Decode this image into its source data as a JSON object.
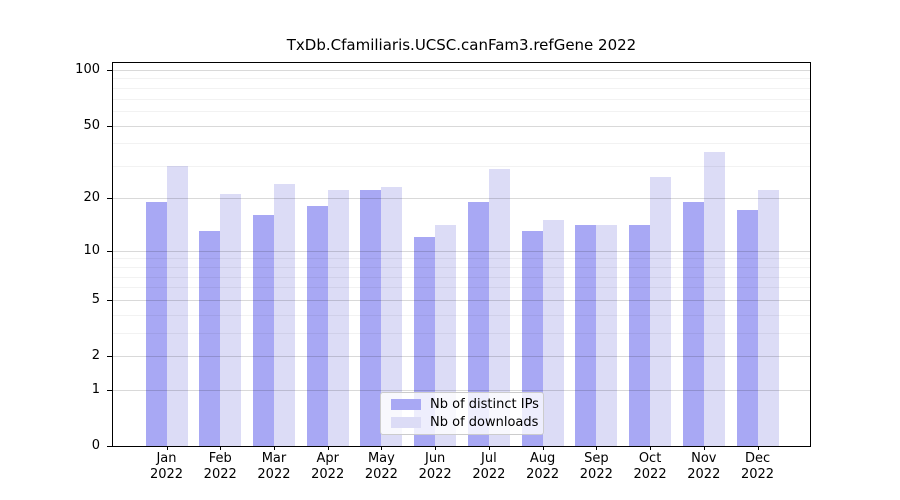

---

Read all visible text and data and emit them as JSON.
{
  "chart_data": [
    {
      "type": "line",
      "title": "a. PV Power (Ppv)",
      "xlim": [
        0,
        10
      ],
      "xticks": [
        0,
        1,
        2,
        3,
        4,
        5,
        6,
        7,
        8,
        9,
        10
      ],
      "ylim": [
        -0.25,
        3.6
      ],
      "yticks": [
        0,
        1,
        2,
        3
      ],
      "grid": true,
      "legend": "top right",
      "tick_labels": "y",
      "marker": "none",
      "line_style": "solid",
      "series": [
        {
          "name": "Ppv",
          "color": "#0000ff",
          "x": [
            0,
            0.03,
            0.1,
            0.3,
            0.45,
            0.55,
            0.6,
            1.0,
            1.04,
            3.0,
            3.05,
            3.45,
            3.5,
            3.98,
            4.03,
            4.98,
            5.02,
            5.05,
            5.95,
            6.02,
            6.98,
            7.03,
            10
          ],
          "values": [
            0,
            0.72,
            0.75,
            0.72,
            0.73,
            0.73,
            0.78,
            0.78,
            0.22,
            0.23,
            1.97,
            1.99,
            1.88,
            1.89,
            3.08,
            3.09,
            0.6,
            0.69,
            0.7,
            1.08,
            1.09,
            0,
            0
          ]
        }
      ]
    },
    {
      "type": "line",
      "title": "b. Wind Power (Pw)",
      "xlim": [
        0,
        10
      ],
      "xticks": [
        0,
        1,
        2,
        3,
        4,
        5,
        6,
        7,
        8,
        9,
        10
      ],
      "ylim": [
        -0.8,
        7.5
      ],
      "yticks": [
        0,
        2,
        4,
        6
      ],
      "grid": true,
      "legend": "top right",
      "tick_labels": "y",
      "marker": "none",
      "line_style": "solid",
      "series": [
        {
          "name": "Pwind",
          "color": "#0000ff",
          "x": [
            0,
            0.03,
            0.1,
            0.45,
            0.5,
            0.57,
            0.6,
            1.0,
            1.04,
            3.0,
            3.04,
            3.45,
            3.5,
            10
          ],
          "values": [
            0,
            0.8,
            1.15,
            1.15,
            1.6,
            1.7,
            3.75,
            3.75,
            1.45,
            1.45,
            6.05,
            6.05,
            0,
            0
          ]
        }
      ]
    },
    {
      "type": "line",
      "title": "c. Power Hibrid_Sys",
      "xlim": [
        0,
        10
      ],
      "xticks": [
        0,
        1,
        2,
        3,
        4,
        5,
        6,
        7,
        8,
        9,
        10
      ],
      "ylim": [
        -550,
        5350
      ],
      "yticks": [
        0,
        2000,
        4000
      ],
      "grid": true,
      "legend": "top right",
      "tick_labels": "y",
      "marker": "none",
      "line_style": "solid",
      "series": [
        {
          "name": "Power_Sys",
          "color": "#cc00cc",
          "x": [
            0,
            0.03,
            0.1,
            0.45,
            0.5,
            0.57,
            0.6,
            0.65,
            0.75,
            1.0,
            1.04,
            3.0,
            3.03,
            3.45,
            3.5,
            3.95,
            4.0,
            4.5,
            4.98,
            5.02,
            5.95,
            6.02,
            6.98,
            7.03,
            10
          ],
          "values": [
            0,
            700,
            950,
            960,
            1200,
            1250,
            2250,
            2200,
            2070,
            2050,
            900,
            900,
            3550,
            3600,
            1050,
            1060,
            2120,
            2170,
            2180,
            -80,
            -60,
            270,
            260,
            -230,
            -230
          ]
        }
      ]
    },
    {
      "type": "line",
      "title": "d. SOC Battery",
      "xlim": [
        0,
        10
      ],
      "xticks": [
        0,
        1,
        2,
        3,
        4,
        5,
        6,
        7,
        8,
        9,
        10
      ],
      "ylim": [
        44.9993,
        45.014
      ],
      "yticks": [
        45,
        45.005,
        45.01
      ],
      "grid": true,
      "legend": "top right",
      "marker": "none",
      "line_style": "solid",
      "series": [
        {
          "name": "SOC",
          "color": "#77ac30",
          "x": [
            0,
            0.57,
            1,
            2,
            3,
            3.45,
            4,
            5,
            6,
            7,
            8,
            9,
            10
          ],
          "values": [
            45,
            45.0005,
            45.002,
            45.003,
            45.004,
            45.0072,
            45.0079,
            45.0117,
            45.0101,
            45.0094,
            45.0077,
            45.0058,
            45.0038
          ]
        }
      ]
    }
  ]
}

---

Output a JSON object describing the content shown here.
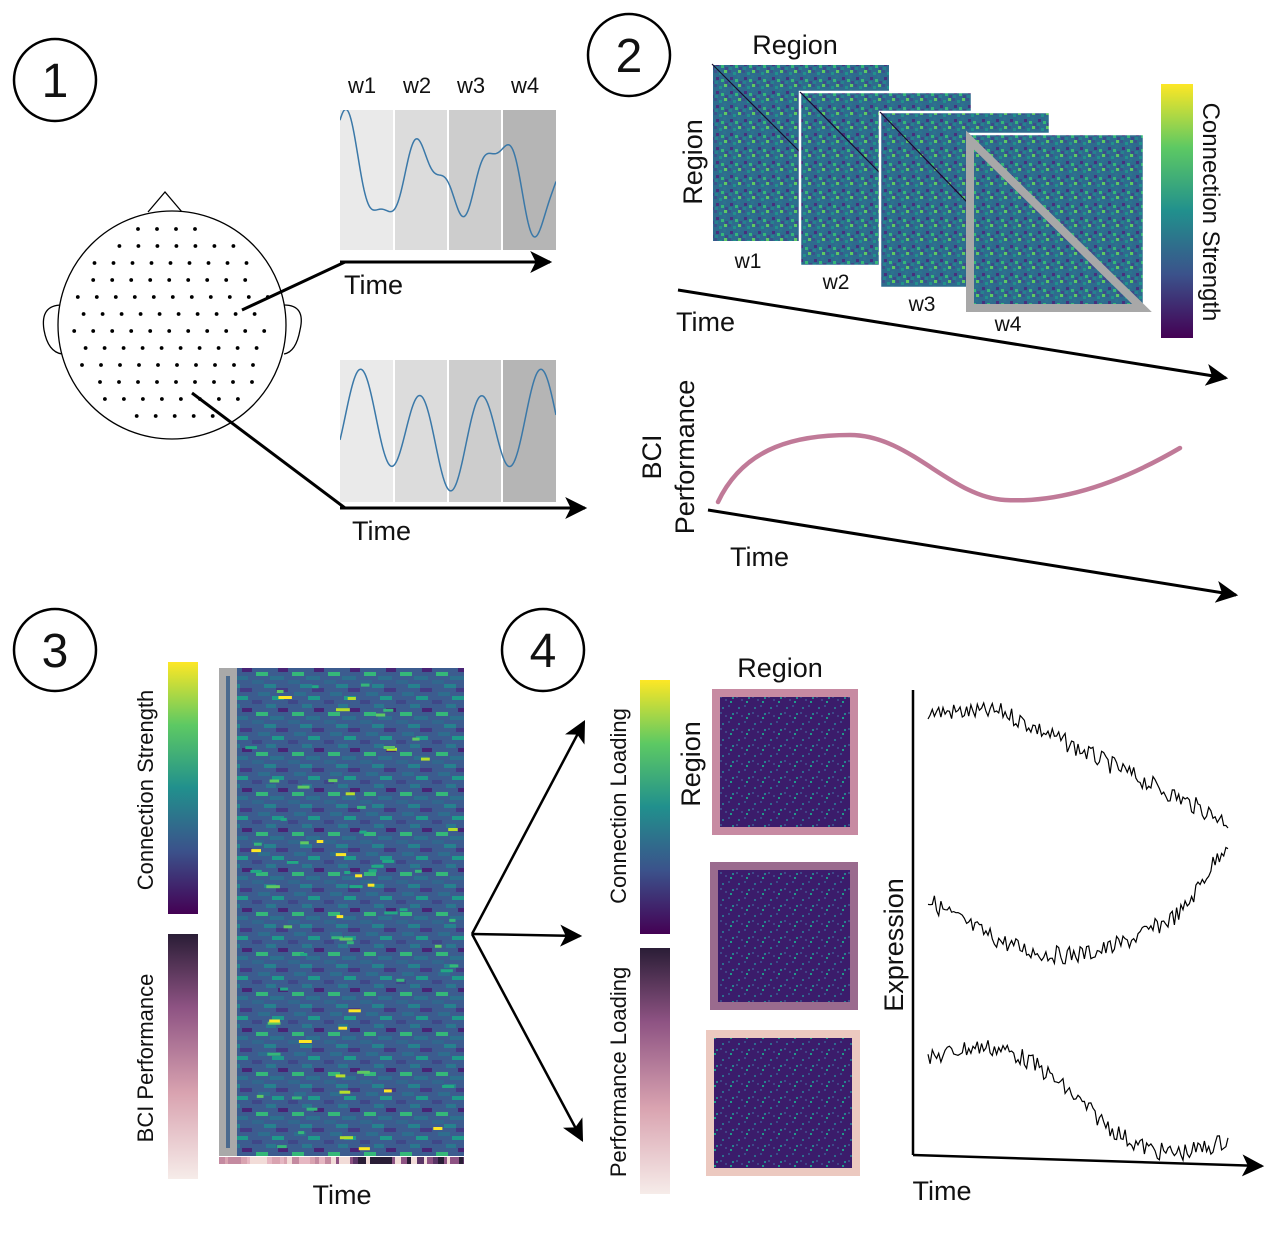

Task to complete
Pull out every line in the material above where "object" occurs.

Output
Decode this image into its source data as a JSON object.
Output a JSON object describing the content shown here.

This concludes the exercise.